Start Excerpted records

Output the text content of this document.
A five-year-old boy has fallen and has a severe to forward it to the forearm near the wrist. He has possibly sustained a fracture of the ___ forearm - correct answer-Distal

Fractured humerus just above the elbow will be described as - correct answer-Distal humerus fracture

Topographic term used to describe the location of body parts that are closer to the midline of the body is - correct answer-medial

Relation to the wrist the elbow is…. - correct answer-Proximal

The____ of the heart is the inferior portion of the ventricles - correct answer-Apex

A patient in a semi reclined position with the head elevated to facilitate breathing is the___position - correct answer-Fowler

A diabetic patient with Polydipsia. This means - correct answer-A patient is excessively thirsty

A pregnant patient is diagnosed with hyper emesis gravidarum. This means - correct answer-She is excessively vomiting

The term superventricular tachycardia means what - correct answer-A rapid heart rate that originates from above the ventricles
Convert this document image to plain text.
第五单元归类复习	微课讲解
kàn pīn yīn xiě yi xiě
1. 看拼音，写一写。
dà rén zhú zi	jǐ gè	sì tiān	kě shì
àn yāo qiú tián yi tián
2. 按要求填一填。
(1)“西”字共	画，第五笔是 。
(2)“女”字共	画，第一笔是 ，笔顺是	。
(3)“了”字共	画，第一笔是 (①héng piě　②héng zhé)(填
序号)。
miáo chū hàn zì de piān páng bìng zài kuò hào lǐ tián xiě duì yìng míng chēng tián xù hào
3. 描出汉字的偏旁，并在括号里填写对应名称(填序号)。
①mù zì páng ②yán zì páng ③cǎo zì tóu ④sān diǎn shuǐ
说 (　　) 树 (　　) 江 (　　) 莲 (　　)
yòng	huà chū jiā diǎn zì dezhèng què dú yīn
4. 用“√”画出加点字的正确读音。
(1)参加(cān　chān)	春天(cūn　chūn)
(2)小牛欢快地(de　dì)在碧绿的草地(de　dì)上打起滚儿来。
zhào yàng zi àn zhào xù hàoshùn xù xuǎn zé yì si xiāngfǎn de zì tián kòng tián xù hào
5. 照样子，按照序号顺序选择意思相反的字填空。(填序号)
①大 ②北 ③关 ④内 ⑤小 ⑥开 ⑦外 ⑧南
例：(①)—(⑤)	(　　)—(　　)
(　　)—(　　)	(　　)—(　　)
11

End Excerpted records

● What this task involves
Each line above must be printed exactly as it appears.

● Answer in full
Output the text content of this document.
A five-year-old boy has fallen and has a severe to forward it to the forearm near the wrist. He has possibly sustained a fracture of the ___ forearm - correct answer-Distal

Fractured humerus just above the elbow will be described as - correct answer-Distal humerus fracture

Topographic term used to describe the location of body parts that are closer to the midline of the body is - correct answer-medial

Relation to the wrist the elbow is…. - correct answer-Proximal

The____ of the heart is the inferior portion of the ventricles - correct answer-Apex

A patient in a semi reclined position with the head elevated to facilitate breathing is the___position - correct answer-Fowler

A diabetic patient with Polydipsia. This means - correct answer-A patient is excessively thirsty

A pregnant patient is diagnosed with hyper emesis gravidarum. This means - correct answer-She is excessively vomiting

The term superventricular tachycardia means what - correct answer-A rapid heart rate that originates from above the ventricles
Convert this document image to plain text.
第五单元归类复习	微课讲解
kàn pīn yīn xiě yi xiě
1. 看拼音，写一写。
dà rén zhú zi	jǐ gè	sì tiān	kě shì
àn yāo qiú tián yi tián
2. 按要求填一填。
(1)“西”字共	画，第五笔是 。
(2)“女”字共	画，第一笔是 ，笔顺是	。
(3)“了”字共	画，第一笔是 (①héng piě　②héng zhé)(填
序号)。
miáo chū hàn zì de piān páng bìng zài kuò hào lǐ tián xiě duì yìng míng chēng tián xù hào
3. 描出汉字的偏旁，并在括号里填写对应名称(填序号)。
①mù zì páng ②yán zì páng ③cǎo zì tóu ④sān diǎn shuǐ
说 (　　) 树 (　　) 江 (　　) 莲 (　　)
yòng	huà chū jiā diǎn zì dezhèng què dú yīn
4. 用“√”画出加点字的正确读音。
(1)参加(cān　chān)	春天(cūn　chūn)
(2)小牛欢快地(de　dì)在碧绿的草地(de　dì)上打起滚儿来。
zhào yàng zi àn zhào xù hàoshùn xù xuǎn zé yì si xiāngfǎn de zì tián kòng tián xù hào
5. 照样子，按照序号顺序选择意思相反的字填空。(填序号)
①大 ②北 ③关 ④内 ⑤小 ⑥开 ⑦外 ⑧南
例：(①)—(⑤)	(　　)—(　　)
(　　)—(　　)	(　　)—(　　)
11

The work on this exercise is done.